Material for the task:
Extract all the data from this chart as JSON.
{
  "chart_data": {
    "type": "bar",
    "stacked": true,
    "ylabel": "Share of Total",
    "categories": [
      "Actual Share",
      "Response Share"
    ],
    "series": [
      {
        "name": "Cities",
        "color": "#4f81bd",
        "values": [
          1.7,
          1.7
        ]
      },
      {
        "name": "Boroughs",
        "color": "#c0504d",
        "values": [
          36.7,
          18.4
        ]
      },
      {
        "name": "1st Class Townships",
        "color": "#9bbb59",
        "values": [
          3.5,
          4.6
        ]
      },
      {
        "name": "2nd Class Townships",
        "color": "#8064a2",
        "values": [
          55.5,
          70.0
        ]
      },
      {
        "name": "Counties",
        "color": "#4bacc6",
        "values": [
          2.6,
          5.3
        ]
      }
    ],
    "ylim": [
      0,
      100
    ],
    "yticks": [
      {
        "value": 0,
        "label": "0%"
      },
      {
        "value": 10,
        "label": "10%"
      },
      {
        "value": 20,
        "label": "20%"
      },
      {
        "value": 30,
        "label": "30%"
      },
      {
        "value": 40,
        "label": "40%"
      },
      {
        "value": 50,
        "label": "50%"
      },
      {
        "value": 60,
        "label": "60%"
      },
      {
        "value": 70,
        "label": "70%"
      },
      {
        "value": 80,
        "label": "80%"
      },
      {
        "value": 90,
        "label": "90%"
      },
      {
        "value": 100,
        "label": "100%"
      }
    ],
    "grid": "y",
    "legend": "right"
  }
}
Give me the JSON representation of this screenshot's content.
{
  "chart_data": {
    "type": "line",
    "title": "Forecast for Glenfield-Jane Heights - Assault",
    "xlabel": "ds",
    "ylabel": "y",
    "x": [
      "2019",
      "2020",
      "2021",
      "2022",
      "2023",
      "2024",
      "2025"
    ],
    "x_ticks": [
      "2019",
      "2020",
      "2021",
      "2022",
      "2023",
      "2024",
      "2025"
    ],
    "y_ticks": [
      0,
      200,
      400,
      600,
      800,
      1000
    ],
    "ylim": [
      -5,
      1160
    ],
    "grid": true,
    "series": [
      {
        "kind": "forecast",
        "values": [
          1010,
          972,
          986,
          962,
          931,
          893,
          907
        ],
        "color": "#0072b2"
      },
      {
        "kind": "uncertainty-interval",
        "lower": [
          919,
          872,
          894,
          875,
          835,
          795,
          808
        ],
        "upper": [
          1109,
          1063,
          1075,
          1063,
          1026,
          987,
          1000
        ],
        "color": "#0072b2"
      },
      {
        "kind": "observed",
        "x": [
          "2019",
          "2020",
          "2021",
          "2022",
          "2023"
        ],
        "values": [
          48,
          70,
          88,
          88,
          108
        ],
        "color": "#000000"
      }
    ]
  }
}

Directive:
Repeat the lines above exactly.

Full answer:
Extract all the data from this chart as JSON.
{
  "chart_data": {
    "type": "bar",
    "stacked": true,
    "ylabel": "Share of Total",
    "categories": [
      "Actual Share",
      "Response Share"
    ],
    "series": [
      {
        "name": "Cities",
        "color": "#4f81bd",
        "values": [
          1.7,
          1.7
        ]
      },
      {
        "name": "Boroughs",
        "color": "#c0504d",
        "values": [
          36.7,
          18.4
        ]
      },
      {
        "name": "1st Class Townships",
        "color": "#9bbb59",
        "values": [
          3.5,
          4.6
        ]
      },
      {
        "name": "2nd Class Townships",
        "color": "#8064a2",
        "values": [
          55.5,
          70.0
        ]
      },
      {
        "name": "Counties",
        "color": "#4bacc6",
        "values": [
          2.6,
          5.3
        ]
      }
    ],
    "ylim": [
      0,
      100
    ],
    "yticks": [
      {
        "value": 0,
        "label": "0%"
      },
      {
        "value": 10,
        "label": "10%"
      },
      {
        "value": 20,
        "label": "20%"
      },
      {
        "value": 30,
        "label": "30%"
      },
      {
        "value": 40,
        "label": "40%"
      },
      {
        "value": 50,
        "label": "50%"
      },
      {
        "value": 60,
        "label": "60%"
      },
      {
        "value": 70,
        "label": "70%"
      },
      {
        "value": 80,
        "label": "80%"
      },
      {
        "value": 90,
        "label": "90%"
      },
      {
        "value": 100,
        "label": "100%"
      }
    ],
    "grid": "y",
    "legend": "right"
  }
}
Give me the JSON representation of this screenshot's content.
{
  "chart_data": {
    "type": "line",
    "title": "Forecast for Glenfield-Jane Heights - Assault",
    "xlabel": "ds",
    "ylabel": "y",
    "x": [
      "2019",
      "2020",
      "2021",
      "2022",
      "2023",
      "2024",
      "2025"
    ],
    "x_ticks": [
      "2019",
      "2020",
      "2021",
      "2022",
      "2023",
      "2024",
      "2025"
    ],
    "y_ticks": [
      0,
      200,
      400,
      600,
      800,
      1000
    ],
    "ylim": [
      -5,
      1160
    ],
    "grid": true,
    "series": [
      {
        "kind": "forecast",
        "values": [
          1010,
          972,
          986,
          962,
          931,
          893,
          907
        ],
        "color": "#0072b2"
      },
      {
        "kind": "uncertainty-interval",
        "lower": [
          919,
          872,
          894,
          875,
          835,
          795,
          808
        ],
        "upper": [
          1109,
          1063,
          1075,
          1063,
          1026,
          987,
          1000
        ],
        "color": "#0072b2"
      },
      {
        "kind": "observed",
        "x": [
          "2019",
          "2020",
          "2021",
          "2022",
          "2023"
        ],
        "values": [
          48,
          70,
          88,
          88,
          108
        ],
        "color": "#000000"
      }
    ]
  }
}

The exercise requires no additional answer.